GIVEN PROBLEM 1:
In the passage on the energy optimizing furnace, reproduce everything from "EOF has been" up to and including "efficient slag-free tapping.", swapping "tuyeres" for "nozzles".
GIVEN PROBLEM 2:
Please state whether each claim agrees with the passage on the energy optimizing furnace, answering yes or no and quoting the deciding words: (a) Scrap is preheated to around 850 deg C to 900 deg C. (b) Oxygen is blown through four submerged tuyeres. (c) Tap-to-tap times can fall below 30 minutes.

SELECTED EXTRACT:
———
Energy Optimizing Furnace
Energy Optimizing Furnace
Energy optimizing furnace (EOF) is a furnace for the primary steelmaking. The steelmaking process in the EOF was developed by the mini steelworks pioneer Willy Korf along with his colleagues. The process is operating at the GERDAU Divinopolis plant in Brazil and at JSW SISCOL plant and at Hospet Steel plant of Mukand in India. The first unit went into production in1982.
EOFs of standard capacities 30 t/40 t, 60 t/80 t and 100 t/120 t are available. The basic features and dimensions of the EOFs are (i) hearth surface in the range of 6.6 sq m to 22 sq m, (ii) shell diameter is in the range of 5.3 m to 7.5 m, (iii) total height from working platform to top level is around 17 m to 25 m, (iv) there are one or two numbers of scrap pre-heater stages, and (v) tilting angle for tapping and de-slagging is upto 8 degrees. Various views of the EOF are shown in Fig 1 and a view of the EOF from the working platform is shown in Fig 2.
Fig 1 Views of the energy optimizing furnace
Fig 2 View of the EOF from the working platform
The process principle
EOF is a melting/refining furnace for the production of liquid steel. It is having a scrap pre-heater. The basic principle consists of working with combined submerged and atmosphere oxygen (O2) blown in an initial charge containing hot metal (HM), preheated solid scrap and fluxes for slag formation. Scrap is preheated to around 850 deg C to 900 deg C by the sensible heat in the off gas in one or two chambers located above the furnace roof. Blown submerged O2 reacts with the carbon (C) from hot metal and generates carbon mono-oxide (CO) bubbles which travel through the liquid bath to the furnace atmosphere. Here CO is burnt to carbon di-oxide (CO2) by the O2 blown through atmospheric injectors and supersonic lances. The bubbling of CO generates a very strong stirring action and increases significantly the bath surface. This allows transfer of a good amount of heat to the bath. The process also constitutes de-slagging and formation of the secondary slag.
EOF has been conceived to utilize the sensible heat of small and medium sized steel converters in an effective way. It is a combined blowing basic O2 steelmaking process where a mix of HM, scrap and direct reduced iron (DRI) forms the charge. O2 is blown through two numbers of submerged tuyeres and one or two numbers of supersonic lances. Post combustion of the emerging gases above the steel bath is done using four numbers of atmospheric injectors and by air leaking in through the door, thus supplying a part of the heat to the metallic bath and rest for scrap preheating for the subsequent heat. The tap-hole and tilting mechanism is designed for efficient slag-free tapping.
The submerged injected O2 reacts with the C of the bath and generates CO bubbles which promote intense bath agitation, beneficial for reaction kinetics and homogenization of the temperature. Once the bubbles leave the bath, CO is burnt with the O2 from the atmospheric injectors. The projections of liquid metal caused by the eruption of the CO bubbles promote an extraordinary increase in bath surface, increasing the exposure to O2 from the supersonic lances and capturing part of the heat generated by after-burning, which is drawn to the bath. The combination of these factors explains the extremely fast decarburizing and temperature rise of the bath, resulting in blowing times similar to those of the BOF (basic oxygen furnace). The possibility of tilting of the furnace, allowing continuous extraction of slag through the slag door as well as tapping at the very moment of finishing decarburizing, as well as the instantaneous release of scrap from the scrap pre-heater, allow tap-to-tap times of even less than 30 minutes.
———
RAW RECORDS:

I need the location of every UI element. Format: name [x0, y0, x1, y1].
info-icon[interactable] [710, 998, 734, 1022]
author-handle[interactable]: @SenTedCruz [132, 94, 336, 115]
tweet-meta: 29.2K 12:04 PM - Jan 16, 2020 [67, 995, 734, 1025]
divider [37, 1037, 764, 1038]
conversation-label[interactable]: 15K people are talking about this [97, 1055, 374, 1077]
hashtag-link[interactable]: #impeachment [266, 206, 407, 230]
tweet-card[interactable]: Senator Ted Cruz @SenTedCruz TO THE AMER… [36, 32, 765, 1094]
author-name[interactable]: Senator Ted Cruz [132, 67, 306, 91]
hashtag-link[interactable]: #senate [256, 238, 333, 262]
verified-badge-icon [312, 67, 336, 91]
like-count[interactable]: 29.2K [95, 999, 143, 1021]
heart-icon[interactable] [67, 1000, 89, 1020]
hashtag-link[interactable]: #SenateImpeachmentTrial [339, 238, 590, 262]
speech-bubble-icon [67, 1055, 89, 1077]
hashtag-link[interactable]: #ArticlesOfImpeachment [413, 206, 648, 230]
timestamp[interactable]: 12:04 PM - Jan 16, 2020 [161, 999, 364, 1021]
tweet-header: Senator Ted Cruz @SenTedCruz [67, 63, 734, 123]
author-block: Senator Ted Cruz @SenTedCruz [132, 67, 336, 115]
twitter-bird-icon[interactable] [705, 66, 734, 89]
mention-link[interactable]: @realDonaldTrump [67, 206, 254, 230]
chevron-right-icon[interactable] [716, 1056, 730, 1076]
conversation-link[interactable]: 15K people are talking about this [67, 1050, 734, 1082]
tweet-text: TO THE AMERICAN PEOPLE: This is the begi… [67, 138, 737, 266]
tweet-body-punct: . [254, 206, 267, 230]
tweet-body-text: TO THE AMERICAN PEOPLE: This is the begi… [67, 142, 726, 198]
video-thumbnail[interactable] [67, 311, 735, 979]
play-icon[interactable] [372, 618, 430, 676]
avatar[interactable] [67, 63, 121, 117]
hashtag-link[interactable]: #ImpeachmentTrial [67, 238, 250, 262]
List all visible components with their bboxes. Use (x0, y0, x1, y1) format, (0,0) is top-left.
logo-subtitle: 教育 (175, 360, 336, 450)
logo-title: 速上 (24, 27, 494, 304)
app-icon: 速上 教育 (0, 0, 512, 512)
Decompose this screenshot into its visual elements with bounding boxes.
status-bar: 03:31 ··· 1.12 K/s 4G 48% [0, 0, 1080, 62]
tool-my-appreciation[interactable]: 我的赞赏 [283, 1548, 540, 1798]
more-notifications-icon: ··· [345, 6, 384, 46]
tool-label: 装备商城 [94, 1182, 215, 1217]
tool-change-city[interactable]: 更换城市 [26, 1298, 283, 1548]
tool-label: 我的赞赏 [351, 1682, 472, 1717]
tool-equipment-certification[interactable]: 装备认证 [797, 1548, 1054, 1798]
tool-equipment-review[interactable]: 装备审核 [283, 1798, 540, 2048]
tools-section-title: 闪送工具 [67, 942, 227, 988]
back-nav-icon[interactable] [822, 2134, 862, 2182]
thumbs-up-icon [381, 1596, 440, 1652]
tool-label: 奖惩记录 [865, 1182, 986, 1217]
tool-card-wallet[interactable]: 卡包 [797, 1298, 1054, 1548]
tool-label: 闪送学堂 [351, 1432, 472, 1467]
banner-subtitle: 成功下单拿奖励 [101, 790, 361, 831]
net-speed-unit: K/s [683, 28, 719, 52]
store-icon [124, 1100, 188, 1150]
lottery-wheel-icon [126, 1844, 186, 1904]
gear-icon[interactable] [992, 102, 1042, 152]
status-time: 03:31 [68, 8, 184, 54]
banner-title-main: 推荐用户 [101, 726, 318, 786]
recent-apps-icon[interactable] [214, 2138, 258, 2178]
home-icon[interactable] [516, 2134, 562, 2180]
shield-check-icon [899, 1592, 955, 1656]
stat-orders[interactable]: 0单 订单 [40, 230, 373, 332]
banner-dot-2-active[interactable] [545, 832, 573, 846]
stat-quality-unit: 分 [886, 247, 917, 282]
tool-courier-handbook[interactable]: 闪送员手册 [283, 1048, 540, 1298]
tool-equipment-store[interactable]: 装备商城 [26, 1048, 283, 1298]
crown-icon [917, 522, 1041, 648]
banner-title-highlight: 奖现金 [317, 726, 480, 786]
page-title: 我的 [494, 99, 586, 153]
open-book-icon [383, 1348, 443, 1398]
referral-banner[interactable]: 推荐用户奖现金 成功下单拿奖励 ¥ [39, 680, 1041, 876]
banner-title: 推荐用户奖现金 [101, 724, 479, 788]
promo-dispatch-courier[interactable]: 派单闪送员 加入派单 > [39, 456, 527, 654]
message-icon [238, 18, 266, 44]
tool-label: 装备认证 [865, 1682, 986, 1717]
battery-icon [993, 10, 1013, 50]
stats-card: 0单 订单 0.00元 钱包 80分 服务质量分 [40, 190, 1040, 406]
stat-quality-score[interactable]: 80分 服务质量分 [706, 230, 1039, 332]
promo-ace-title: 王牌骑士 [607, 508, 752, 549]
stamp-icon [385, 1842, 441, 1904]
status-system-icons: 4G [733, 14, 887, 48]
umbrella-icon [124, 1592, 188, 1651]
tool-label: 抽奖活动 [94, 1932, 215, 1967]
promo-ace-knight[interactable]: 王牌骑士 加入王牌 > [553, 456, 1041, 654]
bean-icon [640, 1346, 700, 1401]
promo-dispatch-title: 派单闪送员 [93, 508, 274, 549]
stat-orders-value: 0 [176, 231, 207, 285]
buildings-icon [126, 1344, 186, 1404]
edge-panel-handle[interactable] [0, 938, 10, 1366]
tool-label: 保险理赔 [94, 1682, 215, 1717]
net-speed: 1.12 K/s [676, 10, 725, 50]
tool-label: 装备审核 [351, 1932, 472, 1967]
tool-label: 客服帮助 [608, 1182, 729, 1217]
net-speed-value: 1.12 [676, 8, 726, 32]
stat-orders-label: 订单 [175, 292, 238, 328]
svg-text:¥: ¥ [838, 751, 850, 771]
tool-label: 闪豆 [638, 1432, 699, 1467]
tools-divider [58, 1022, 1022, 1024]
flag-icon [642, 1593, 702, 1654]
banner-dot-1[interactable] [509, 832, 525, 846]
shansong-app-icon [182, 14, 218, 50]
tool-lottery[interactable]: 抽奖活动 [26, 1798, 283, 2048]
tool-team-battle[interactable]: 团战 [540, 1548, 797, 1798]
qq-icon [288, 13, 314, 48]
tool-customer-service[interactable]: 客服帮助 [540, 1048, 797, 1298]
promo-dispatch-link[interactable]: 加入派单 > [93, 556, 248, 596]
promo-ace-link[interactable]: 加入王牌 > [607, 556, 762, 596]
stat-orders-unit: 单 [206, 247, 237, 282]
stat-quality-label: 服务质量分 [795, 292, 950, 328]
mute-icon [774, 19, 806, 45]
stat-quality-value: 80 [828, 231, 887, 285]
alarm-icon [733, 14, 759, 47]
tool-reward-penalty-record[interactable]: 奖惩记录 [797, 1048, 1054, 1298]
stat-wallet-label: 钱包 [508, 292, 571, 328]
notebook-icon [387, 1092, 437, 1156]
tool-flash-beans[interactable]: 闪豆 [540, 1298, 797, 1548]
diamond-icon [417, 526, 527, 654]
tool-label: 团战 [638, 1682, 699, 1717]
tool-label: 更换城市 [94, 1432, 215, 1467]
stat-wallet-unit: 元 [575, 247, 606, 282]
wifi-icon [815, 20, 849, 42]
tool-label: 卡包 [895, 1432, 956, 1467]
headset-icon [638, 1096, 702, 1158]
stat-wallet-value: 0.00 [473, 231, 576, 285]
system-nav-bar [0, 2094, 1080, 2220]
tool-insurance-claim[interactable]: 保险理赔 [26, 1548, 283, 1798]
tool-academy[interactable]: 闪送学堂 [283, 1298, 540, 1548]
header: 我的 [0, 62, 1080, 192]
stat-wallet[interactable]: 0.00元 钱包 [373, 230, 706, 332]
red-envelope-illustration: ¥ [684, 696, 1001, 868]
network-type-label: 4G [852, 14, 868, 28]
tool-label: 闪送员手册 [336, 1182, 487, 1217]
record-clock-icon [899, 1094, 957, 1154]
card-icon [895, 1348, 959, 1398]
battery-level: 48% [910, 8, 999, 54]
———
WRITTEN REPLY 1:
EOF has been conceived to utilize the sensible heat of small and medium sized steel converters in an effective way. It is a combined blowing basic O2 steelmaking process where a mix of HM, scrap and direct reduced iron (DRI) forms the charge. O2 is blown through two numbers of submerged nozzles and one or two numbers of supersonic lances. Post combustion of the emerging gases above the steel bath is done using four numbers of atmospheric injectors and by air leaking in through the door, thus supplying a part of the heat to the metallic bath and rest for scrap preheating for the subsequent heat. The tap-hole and tilting mechanism is designed for efficient slag-free tapping.

WRITTEN REPLY 2:
(a) Yes: "Scrap is preheated to around 850 deg C to 900 deg C by the sensible heat in the off gas"
(b) No: "O2 is blown through two numbers of submerged tuyeres"
(c) Yes: "allow tap-to-tap times of even less than 30 minutes"